> **PROBLEM DETAILS**: Sift the listing for lines that hold the string "доступ" and pull them out.
****************************************
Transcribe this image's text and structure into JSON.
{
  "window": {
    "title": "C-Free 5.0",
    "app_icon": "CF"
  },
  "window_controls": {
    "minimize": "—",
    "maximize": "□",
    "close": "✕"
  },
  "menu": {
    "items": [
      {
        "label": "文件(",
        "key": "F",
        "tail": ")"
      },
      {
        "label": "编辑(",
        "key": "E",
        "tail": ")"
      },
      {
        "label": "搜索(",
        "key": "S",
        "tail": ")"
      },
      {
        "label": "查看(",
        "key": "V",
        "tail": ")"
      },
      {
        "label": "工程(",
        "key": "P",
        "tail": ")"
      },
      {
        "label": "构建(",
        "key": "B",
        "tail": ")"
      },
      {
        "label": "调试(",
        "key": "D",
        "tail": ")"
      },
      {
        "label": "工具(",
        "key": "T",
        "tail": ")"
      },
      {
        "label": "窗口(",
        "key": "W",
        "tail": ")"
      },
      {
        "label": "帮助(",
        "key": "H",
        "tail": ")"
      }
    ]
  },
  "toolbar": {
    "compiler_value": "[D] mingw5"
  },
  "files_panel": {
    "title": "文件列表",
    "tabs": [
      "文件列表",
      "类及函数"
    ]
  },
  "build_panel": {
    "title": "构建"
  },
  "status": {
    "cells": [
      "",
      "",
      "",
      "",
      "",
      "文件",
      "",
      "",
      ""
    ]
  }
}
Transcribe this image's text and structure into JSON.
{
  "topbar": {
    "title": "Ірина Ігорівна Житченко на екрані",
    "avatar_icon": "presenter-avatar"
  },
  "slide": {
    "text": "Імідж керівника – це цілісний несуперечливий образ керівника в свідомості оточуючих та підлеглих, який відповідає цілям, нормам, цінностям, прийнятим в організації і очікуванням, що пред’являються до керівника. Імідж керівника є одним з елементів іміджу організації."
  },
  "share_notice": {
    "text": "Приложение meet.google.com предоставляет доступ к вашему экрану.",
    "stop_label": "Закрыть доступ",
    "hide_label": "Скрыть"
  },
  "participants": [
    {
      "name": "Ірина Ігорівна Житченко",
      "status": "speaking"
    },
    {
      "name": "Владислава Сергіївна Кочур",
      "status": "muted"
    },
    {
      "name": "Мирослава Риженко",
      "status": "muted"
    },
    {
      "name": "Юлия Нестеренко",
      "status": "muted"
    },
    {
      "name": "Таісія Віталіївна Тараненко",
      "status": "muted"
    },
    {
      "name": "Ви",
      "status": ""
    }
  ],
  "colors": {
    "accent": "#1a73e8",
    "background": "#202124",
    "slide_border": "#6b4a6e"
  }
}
****************************************
> **EXERCISE ANSWER**:
    "text": "Приложение meet.google.com предоставляет доступ к вашему экрану.",
    "stop_label": "Закрыть доступ",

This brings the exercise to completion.